*PASSAGE PROVIDED*

Demand side options may provide fast and cost-effective
solutions to address the supply and demand shortfall thereby
minimising the need for the extensive usage of expensive peaking
generation plants or economically disruptive load-shedding. One
such demand side option that may be used to reduce the pressure on
the power system is demand response.
The current applications of demand response in South Africa are
limited. There is prevalent usage of direct load control by
distributors to change the consumption behaviour of customers to
fit the load demand profile.
What is demand response?
Demand response refers to changes in electric usage by end-use
customers from their normal consumption patterns in response to
changes in the price of electricity over time,
or to incentive payments designed to induce lower electricity
use at times of high wholesale market prices or when system
reliability is jeopardised [2]. Demand response may be expanded,
for the South African situation, to include involuntary curtailment
of non-essential loads imposed on electricity users by utilities as
a measure to limit the frequency and extent of load-shedding.

*SUPPLIED RECORDS*
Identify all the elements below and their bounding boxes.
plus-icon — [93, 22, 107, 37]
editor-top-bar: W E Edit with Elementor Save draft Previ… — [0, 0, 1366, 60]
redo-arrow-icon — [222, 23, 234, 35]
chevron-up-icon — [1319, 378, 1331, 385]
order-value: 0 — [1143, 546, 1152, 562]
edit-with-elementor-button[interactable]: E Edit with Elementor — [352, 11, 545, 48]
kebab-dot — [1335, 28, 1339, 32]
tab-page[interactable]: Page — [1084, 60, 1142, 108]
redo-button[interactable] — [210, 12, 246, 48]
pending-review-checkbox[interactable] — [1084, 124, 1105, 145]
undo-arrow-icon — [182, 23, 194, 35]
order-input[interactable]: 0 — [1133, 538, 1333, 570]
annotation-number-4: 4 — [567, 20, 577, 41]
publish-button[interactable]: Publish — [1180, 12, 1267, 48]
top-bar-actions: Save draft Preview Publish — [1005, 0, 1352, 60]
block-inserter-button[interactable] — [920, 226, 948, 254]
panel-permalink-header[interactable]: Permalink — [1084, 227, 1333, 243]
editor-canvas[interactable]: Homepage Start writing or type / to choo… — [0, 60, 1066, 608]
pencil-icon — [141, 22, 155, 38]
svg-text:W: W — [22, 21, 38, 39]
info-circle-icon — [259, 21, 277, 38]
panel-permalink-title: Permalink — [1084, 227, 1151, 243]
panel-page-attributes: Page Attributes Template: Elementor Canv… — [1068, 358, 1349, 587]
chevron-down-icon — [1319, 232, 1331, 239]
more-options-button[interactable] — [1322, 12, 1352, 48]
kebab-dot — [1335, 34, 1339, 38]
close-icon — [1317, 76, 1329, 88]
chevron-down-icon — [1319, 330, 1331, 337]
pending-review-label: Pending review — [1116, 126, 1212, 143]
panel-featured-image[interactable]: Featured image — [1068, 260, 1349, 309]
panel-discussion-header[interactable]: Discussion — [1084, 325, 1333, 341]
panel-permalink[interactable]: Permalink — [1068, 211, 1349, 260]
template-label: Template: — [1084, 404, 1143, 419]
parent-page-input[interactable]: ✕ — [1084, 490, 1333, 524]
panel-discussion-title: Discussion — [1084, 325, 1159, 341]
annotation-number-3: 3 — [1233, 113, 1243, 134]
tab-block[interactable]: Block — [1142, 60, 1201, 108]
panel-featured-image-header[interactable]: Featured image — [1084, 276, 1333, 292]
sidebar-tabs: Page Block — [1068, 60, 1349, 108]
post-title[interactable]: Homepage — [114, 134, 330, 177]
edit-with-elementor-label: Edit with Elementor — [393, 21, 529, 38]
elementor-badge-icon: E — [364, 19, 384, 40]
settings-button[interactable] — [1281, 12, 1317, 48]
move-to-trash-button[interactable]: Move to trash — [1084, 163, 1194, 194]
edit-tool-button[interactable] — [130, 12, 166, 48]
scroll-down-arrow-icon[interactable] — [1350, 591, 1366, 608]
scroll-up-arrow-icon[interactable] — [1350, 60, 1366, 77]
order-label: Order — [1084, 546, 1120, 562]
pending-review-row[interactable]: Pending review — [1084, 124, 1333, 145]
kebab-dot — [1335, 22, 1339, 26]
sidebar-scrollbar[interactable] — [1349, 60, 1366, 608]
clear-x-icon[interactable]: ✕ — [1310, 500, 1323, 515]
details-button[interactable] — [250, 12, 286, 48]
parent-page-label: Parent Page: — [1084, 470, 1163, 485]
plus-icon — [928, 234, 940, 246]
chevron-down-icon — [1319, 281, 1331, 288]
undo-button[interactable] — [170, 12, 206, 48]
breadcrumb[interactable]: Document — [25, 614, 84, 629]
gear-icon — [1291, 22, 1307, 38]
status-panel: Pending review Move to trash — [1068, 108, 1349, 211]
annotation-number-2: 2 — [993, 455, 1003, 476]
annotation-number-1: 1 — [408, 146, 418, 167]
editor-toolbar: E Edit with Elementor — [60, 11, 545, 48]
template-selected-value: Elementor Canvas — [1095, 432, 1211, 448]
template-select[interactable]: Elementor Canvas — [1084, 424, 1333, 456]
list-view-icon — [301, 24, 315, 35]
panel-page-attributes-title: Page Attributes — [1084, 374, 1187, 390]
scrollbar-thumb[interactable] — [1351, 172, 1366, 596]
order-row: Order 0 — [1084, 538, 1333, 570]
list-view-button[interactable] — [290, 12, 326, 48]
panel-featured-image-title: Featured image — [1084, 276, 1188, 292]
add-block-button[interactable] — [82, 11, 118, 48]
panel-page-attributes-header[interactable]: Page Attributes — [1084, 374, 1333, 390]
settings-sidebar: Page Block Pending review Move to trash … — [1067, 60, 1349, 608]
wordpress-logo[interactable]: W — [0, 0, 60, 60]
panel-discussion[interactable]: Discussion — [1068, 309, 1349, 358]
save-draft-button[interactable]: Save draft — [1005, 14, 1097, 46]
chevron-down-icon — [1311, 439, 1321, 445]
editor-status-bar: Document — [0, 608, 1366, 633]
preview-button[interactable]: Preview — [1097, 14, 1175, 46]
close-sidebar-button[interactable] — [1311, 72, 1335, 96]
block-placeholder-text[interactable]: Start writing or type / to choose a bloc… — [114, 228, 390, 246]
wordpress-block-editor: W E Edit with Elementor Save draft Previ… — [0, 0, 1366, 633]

==

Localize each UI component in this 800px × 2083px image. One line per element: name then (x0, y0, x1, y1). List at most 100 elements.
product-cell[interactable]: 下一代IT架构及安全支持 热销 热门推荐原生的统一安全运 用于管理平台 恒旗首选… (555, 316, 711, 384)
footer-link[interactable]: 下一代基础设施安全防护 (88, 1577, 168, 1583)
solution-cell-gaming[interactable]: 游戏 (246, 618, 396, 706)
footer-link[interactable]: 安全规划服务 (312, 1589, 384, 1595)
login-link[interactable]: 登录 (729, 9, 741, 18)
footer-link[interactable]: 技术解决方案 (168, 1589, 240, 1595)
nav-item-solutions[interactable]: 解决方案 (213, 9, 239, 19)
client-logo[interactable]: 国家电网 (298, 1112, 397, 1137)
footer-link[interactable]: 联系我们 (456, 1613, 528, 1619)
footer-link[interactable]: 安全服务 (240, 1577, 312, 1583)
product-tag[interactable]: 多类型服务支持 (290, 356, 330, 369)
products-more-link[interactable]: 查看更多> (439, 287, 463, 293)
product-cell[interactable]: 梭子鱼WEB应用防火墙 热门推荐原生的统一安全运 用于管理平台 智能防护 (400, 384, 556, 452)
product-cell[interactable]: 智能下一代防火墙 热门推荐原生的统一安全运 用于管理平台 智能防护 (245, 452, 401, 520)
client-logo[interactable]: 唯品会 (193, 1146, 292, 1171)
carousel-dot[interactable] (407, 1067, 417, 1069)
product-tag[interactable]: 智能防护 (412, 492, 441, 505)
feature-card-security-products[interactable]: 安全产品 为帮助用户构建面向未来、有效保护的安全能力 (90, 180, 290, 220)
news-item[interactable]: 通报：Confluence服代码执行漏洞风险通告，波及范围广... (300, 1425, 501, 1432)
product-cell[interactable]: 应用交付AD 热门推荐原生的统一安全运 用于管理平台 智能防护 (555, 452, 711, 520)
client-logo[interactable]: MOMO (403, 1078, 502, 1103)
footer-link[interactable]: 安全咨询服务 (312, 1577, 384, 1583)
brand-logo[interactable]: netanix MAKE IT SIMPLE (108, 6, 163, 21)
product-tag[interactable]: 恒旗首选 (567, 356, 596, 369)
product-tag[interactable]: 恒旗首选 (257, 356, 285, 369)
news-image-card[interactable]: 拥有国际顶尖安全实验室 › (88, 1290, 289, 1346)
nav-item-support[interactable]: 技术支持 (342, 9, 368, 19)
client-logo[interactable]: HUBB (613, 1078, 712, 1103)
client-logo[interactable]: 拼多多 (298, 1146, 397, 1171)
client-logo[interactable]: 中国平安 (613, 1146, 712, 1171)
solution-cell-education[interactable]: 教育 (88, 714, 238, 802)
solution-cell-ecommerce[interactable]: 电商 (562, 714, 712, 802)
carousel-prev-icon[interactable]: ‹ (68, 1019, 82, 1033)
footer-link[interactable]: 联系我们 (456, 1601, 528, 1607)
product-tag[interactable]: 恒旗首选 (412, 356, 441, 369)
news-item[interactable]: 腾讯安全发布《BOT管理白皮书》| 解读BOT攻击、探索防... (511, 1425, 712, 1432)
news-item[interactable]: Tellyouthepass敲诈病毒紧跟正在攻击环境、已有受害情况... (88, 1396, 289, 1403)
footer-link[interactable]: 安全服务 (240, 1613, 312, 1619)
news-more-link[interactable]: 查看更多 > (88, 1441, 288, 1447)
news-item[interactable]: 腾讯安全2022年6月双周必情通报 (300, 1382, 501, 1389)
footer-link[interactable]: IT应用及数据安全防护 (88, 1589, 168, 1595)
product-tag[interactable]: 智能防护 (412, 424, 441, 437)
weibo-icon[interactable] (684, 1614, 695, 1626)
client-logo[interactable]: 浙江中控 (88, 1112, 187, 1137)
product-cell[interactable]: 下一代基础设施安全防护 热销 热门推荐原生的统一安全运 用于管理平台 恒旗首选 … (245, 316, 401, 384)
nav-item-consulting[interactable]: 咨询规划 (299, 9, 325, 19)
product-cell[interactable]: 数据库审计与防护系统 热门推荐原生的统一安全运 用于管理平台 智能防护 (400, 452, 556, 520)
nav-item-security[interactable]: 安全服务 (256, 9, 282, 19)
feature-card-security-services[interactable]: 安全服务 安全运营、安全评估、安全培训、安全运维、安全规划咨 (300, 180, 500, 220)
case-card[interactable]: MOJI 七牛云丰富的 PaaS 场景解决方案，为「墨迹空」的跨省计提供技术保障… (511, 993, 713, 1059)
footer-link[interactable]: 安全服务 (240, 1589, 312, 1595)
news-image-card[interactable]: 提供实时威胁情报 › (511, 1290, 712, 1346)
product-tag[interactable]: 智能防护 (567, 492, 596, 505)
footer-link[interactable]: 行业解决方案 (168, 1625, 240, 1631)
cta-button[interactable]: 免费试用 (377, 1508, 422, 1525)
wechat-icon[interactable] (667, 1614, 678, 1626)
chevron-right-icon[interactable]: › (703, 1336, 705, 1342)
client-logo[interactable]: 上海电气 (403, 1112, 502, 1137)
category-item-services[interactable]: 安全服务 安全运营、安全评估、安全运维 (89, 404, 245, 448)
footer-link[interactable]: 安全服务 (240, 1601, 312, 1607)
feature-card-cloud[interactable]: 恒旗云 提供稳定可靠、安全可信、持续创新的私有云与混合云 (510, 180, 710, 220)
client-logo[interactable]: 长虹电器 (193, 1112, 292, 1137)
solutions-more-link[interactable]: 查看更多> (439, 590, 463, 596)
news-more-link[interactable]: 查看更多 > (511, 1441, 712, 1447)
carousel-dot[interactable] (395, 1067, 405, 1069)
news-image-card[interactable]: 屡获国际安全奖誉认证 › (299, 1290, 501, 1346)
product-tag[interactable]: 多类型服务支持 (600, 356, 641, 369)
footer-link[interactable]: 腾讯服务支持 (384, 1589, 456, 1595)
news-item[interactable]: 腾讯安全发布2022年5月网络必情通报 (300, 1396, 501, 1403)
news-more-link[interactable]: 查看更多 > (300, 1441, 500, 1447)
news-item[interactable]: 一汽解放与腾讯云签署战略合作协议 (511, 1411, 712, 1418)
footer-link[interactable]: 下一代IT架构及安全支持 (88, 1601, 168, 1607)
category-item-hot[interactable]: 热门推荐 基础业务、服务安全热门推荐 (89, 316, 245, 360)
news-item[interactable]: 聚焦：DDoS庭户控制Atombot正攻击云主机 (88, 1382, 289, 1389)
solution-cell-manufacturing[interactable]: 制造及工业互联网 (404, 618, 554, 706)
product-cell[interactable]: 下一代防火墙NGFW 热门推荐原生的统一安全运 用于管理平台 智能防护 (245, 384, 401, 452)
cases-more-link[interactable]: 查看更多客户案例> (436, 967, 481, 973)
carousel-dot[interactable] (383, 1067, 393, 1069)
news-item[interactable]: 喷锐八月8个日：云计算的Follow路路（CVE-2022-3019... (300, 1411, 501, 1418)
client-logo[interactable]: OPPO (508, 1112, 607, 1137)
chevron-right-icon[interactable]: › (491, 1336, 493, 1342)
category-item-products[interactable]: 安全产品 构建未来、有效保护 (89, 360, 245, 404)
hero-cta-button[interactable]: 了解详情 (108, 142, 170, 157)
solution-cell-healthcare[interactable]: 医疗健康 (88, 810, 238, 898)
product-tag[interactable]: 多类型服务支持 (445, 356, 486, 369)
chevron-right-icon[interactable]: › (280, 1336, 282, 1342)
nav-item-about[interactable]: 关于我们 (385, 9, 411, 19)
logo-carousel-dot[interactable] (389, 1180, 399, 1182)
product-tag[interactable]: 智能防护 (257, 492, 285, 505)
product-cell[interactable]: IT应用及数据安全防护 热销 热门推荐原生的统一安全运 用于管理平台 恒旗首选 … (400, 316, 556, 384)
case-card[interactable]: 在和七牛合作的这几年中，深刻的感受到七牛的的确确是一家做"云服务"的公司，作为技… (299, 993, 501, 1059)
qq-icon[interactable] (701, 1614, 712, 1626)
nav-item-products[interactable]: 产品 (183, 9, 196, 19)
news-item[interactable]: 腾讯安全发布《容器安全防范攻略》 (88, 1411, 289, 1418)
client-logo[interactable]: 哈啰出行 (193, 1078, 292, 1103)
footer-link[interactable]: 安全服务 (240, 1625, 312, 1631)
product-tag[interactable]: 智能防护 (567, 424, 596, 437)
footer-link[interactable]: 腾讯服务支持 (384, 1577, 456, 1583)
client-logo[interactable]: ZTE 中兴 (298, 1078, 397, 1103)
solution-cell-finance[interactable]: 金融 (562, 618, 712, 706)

...

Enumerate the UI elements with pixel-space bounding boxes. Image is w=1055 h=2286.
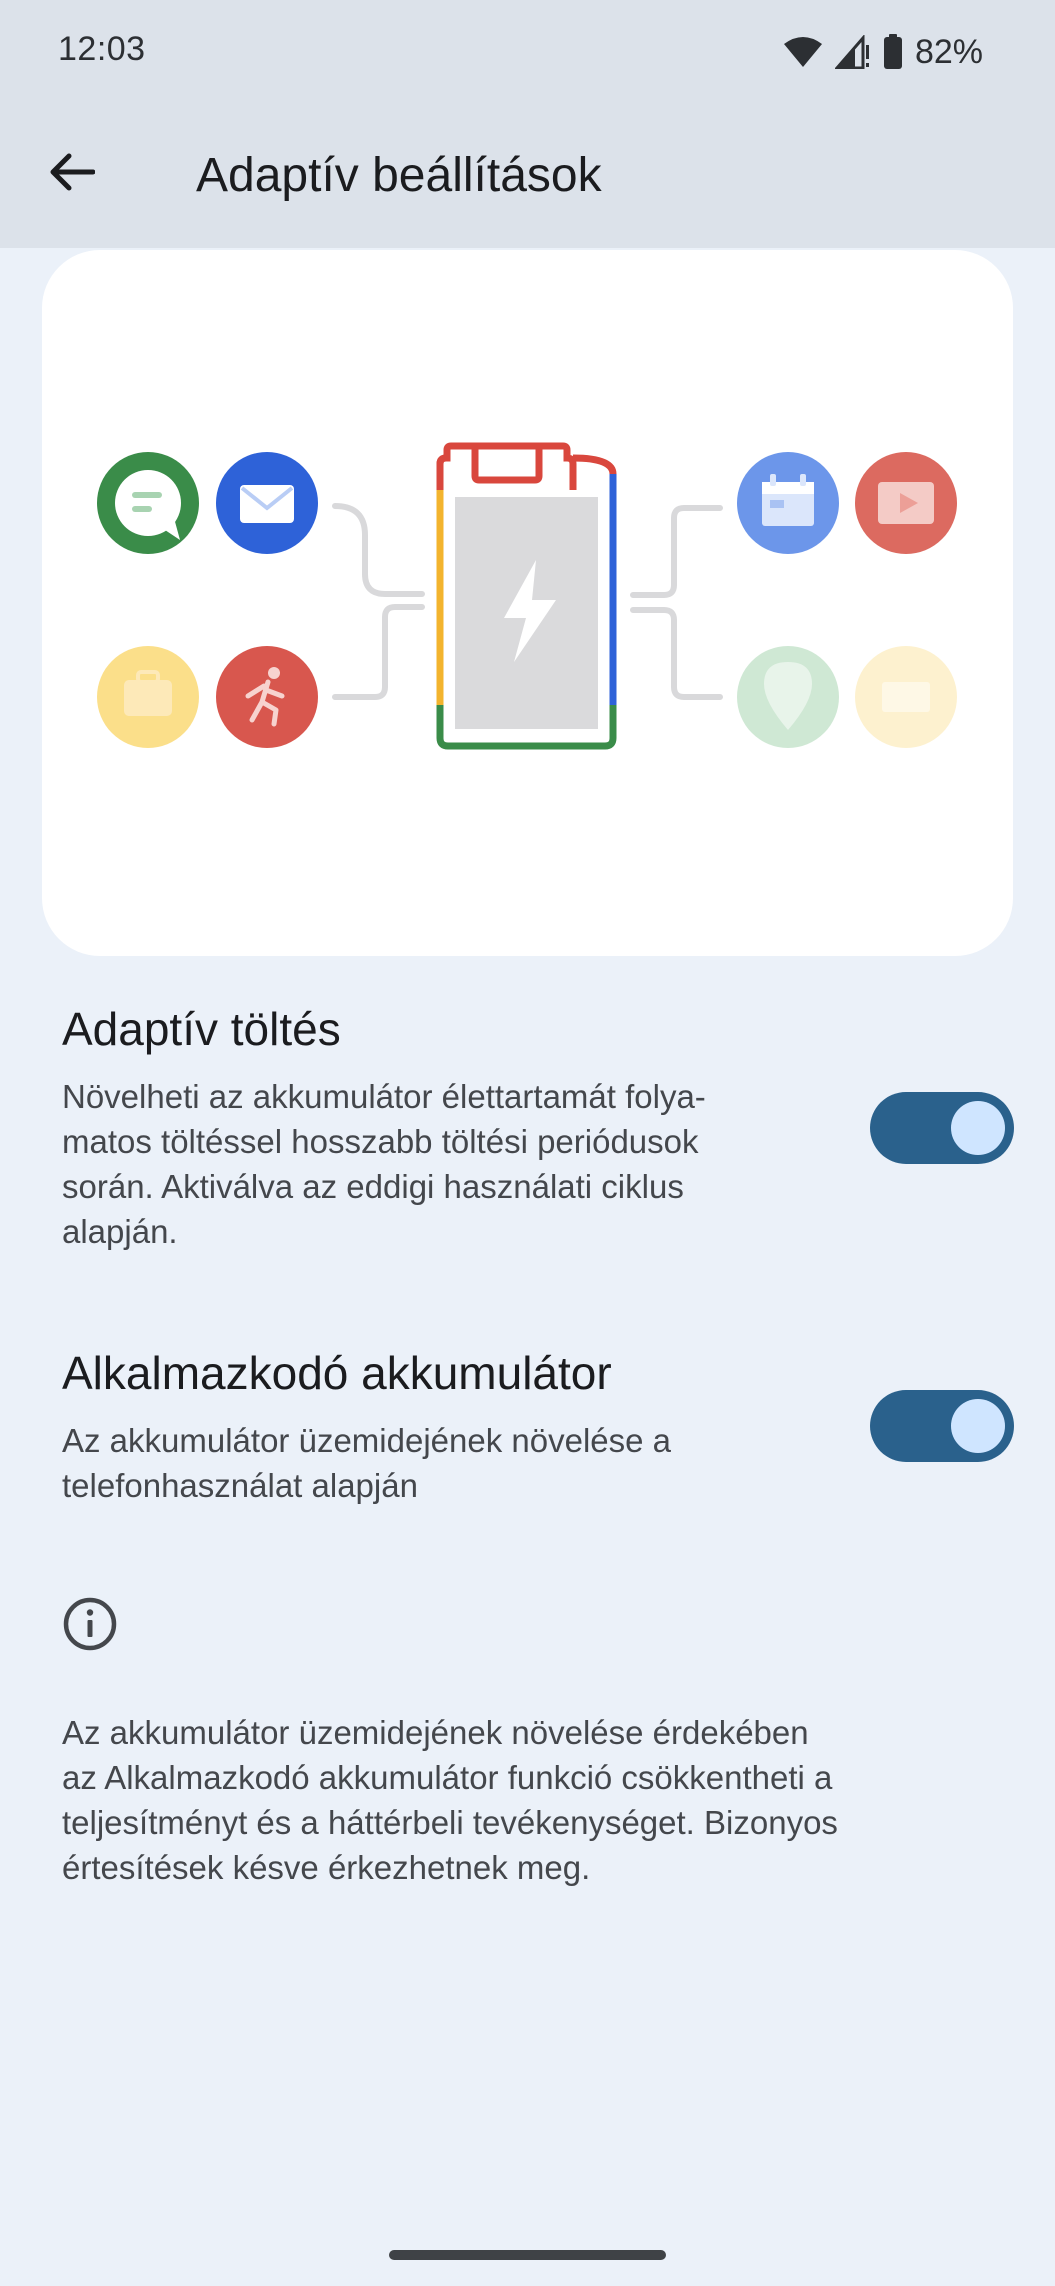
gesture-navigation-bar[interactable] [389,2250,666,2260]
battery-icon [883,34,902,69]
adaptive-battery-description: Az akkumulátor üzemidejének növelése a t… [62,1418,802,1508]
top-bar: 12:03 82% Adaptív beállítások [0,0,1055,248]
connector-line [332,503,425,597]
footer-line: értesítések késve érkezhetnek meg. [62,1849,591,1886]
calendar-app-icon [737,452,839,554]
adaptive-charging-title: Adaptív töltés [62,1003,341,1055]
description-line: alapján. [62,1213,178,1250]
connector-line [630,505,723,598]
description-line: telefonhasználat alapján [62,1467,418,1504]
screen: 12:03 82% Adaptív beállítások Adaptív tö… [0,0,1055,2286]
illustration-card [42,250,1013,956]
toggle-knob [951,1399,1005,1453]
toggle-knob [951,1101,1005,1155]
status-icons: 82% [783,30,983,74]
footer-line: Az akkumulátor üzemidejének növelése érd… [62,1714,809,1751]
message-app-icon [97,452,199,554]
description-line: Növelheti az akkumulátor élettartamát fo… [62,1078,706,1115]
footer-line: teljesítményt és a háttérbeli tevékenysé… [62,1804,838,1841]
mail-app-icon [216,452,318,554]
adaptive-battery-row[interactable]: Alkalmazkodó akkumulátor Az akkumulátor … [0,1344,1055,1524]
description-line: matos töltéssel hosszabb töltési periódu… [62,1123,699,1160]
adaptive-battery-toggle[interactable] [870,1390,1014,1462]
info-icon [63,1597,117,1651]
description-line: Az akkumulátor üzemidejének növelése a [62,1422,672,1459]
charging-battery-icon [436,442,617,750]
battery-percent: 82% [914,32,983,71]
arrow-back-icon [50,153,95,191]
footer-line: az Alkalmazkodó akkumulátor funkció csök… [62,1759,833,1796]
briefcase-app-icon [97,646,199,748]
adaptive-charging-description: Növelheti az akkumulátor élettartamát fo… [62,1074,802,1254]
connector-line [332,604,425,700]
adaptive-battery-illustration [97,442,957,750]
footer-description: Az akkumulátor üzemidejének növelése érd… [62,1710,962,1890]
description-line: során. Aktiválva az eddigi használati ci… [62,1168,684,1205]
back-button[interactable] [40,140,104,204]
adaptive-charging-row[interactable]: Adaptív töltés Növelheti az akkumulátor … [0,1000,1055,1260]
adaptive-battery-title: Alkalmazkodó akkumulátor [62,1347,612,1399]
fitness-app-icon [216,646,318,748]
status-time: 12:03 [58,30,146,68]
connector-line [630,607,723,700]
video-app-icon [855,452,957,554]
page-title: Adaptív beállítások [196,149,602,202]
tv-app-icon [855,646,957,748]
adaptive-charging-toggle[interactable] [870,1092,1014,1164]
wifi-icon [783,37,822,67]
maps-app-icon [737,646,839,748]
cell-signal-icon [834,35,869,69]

*PROBLEM*
According to the passage on demand response, what do distributors in South Africa commonly use to change customers' consumption behavior to fit the load demand profile? You won't need the records.

*RESPONSE BELOW*
Direct load control.